__The problem__
Each line should be copied exactly.

☆ ☆ ☆ ☆ ☆ ☆ ☆

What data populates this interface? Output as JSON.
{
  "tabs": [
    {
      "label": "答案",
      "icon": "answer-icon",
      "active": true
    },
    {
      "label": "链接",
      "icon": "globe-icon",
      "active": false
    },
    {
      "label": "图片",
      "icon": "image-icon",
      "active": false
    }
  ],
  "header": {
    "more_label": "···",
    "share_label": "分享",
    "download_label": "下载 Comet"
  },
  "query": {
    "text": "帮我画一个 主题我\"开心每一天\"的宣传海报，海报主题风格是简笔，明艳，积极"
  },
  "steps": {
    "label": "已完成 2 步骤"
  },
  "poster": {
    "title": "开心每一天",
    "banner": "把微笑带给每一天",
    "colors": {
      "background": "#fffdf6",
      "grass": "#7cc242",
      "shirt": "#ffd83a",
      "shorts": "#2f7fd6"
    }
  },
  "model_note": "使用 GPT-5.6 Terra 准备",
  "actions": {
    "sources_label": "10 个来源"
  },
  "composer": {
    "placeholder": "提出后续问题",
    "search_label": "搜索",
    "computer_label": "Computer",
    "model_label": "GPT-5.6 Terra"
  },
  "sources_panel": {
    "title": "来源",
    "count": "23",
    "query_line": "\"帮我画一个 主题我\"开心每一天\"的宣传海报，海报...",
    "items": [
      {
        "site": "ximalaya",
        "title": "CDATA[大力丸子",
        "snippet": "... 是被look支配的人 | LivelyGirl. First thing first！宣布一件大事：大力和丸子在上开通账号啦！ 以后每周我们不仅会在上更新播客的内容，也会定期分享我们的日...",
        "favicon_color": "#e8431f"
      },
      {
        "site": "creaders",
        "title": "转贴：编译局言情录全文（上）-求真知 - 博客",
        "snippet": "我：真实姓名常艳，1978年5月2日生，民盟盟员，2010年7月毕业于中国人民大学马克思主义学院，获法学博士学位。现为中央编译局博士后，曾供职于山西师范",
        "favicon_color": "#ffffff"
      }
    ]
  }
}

☆ ☆ ☆ ☆ ☆ ☆ ☆

__Answer__
What data populates this interface? Output as JSON.
{
  "tabs": [
    {
      "label": "答案",
      "icon": "answer-icon",
      "active": true
    },
    {
      "label": "链接",
      "icon": "globe-icon",
      "active": false
    },
    {
      "label": "图片",
      "icon": "image-icon",
      "active": false
    }
  ],
  "header": {
    "more_label": "···",
    "share_label": "分享",
    "download_label": "下载 Comet"
  },
  "query": {
    "text": "帮我画一个 主题我\"开心每一天\"的宣传海报，海报主题风格是简笔，明艳，积极"
  },
  "steps": {
    "label": "已完成 2 步骤"
  },
  "poster": {
    "title": "开心每一天",
    "banner": "把微笑带给每一天",
    "colors": {
      "background": "#fffdf6",
      "grass": "#7cc242",
      "shirt": "#ffd83a",
      "shorts": "#2f7fd6"
    }
  },
  "model_note": "使用 GPT-5.6 Terra 准备",
  "actions": {
    "sources_label": "10 个来源"
  },
  "composer": {
    "placeholder": "提出后续问题",
    "search_label": "搜索",
    "computer_label": "Computer",
    "model_label": "GPT-5.6 Terra"
  },
  "sources_panel": {
    "title": "来源",
    "count": "23",
    "query_line": "\"帮我画一个 主题我\"开心每一天\"的宣传海报，海报...",
    "items": [
      {
        "site": "ximalaya",
        "title": "CDATA[大力丸子",
        "snippet": "... 是被look支配的人 | LivelyGirl. First thing first！宣布一件大事：大力和丸子在上开通账号啦！ 以后每周我们不仅会在上更新播客的内容，也会定期分享我们的日...",
        "favicon_color": "#e8431f"
      },
      {
        "site": "creaders",
        "title": "转贴：编译局言情录全文（上）-求真知 - 博客",
        "snippet": "我：真实姓名常艳，1978年5月2日生，民盟盟员，2010年7月毕业于中国人民大学马克思主义学院，获法学博士学位。现为中央编译局博士后，曾供职于山西师范",
        "favicon_color": "#ffffff"
      }
    ]
  }
}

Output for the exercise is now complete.